AIM OF THE TASK:
Each record needs to be echoed exactly; can you do that?

(Data records)
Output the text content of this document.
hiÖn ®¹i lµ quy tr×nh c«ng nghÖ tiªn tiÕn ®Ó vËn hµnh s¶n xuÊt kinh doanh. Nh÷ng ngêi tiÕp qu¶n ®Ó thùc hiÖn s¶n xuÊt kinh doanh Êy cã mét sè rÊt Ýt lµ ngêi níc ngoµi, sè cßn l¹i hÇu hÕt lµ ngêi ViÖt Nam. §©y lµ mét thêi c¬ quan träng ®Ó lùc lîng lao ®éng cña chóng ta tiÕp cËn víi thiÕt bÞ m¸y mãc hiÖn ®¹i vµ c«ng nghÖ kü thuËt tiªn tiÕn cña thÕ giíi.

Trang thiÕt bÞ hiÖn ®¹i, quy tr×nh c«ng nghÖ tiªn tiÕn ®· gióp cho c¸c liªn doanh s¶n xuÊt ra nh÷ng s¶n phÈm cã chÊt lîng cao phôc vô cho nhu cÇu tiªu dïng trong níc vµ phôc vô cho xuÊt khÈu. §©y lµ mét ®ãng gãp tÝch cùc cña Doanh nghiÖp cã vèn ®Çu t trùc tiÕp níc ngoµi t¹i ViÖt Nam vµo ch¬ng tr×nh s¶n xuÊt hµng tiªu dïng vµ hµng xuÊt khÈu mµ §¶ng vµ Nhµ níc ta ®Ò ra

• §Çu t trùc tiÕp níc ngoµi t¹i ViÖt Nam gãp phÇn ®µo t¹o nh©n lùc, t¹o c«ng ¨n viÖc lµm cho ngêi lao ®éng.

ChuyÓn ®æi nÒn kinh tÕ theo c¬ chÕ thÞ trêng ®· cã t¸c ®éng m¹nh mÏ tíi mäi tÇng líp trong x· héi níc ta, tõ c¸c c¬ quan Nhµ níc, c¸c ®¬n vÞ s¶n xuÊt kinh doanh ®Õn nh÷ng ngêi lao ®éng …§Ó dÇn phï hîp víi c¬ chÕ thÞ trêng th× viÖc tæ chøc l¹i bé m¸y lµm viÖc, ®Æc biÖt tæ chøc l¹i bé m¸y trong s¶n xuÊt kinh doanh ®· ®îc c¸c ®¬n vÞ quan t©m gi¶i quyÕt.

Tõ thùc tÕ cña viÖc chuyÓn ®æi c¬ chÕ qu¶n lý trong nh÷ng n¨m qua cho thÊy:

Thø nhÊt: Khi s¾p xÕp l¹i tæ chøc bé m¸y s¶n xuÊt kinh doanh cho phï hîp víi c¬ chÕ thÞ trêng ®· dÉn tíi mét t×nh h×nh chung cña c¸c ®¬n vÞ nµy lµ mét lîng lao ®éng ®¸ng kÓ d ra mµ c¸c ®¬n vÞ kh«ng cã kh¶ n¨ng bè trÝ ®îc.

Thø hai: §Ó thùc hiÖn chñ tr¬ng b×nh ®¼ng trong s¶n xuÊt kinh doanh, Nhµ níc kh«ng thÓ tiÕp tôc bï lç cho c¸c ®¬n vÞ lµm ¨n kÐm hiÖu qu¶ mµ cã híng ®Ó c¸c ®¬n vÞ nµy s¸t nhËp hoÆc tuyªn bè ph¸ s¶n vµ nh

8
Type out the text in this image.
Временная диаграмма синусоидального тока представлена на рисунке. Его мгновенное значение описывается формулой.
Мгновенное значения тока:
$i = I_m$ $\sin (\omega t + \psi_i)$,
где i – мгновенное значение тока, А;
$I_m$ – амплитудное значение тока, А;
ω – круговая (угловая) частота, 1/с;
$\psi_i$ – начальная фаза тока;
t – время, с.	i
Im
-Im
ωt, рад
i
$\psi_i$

ANSWER TO THE EXERCISE:
Output the text content of this document.
hiÖn ®¹i lµ quy tr×nh c«ng nghÖ tiªn tiÕn ®Ó vËn hµnh s¶n xuÊt kinh doanh. Nh÷ng ngêi tiÕp qu¶n ®Ó thùc hiÖn s¶n xuÊt kinh doanh Êy cã mét sè rÊt Ýt lµ ngêi níc ngoµi, sè cßn l¹i hÇu hÕt lµ ngêi ViÖt Nam. §©y lµ mét thêi c¬ quan träng ®Ó lùc lîng lao ®éng cña chóng ta tiÕp cËn víi thiÕt bÞ m¸y mãc hiÖn ®¹i vµ c«ng nghÖ kü thuËt tiªn tiÕn cña thÕ giíi.

Trang thiÕt bÞ hiÖn ®¹i, quy tr×nh c«ng nghÖ tiªn tiÕn ®· gióp cho c¸c liªn doanh s¶n xuÊt ra nh÷ng s¶n phÈm cã chÊt lîng cao phôc vô cho nhu cÇu tiªu dïng trong níc vµ phôc vô cho xuÊt khÈu. §©y lµ mét ®ãng gãp tÝch cùc cña Doanh nghiÖp cã vèn ®Çu t trùc tiÕp níc ngoµi t¹i ViÖt Nam vµo ch¬ng tr×nh s¶n xuÊt hµng tiªu dïng vµ hµng xuÊt khÈu mµ §¶ng vµ Nhµ níc ta ®Ò ra

• §Çu t trùc tiÕp níc ngoµi t¹i ViÖt Nam gãp phÇn ®µo t¹o nh©n lùc, t¹o c«ng ¨n viÖc lµm cho ngêi lao ®éng.

ChuyÓn ®æi nÒn kinh tÕ theo c¬ chÕ thÞ trêng ®· cã t¸c ®éng m¹nh mÏ tíi mäi tÇng líp trong x· héi níc ta, tõ c¸c c¬ quan Nhµ níc, c¸c ®¬n vÞ s¶n xuÊt kinh doanh ®Õn nh÷ng ngêi lao ®éng …§Ó dÇn phï hîp víi c¬ chÕ thÞ trêng th× viÖc tæ chøc l¹i bé m¸y lµm viÖc, ®Æc biÖt tæ chøc l¹i bé m¸y trong s¶n xuÊt kinh doanh ®· ®îc c¸c ®¬n vÞ quan t©m gi¶i quyÕt.

Tõ thùc tÕ cña viÖc chuyÓn ®æi c¬ chÕ qu¶n lý trong nh÷ng n¨m qua cho thÊy:

Thø nhÊt: Khi s¾p xÕp l¹i tæ chøc bé m¸y s¶n xuÊt kinh doanh cho phï hîp víi c¬ chÕ thÞ trêng ®· dÉn tíi mét t×nh h×nh chung cña c¸c ®¬n vÞ nµy lµ mét lîng lao ®éng ®¸ng kÓ d ra mµ c¸c ®¬n vÞ kh«ng cã kh¶ n¨ng bè trÝ ®îc.

Thø hai: §Ó thùc hiÖn chñ tr¬ng b×nh ®¼ng trong s¶n xuÊt kinh doanh, Nhµ níc kh«ng thÓ tiÕp tôc bï lç cho c¸c ®¬n vÞ lµm ¨n kÐm hiÖu qu¶ mµ cã híng ®Ó c¸c ®¬n vÞ nµy s¸t nhËp hoÆc tuyªn bè ph¸ s¶n vµ nh

8
Type out the text in this image.
Временная диаграмма синусоидального тока представлена на рисунке. Его мгновенное значение описывается формулой.
Мгновенное значения тока:
$i = I_m$ $\sin (\omega t + \psi_i)$,
где i – мгновенное значение тока, А;
$I_m$ – амплитудное значение тока, А;
ω – круговая (угловая) частота, 1/с;
$\psi_i$ – начальная фаза тока;
t – время, с.	i
Im
-Im
ωt, рад
i
$\psi_i$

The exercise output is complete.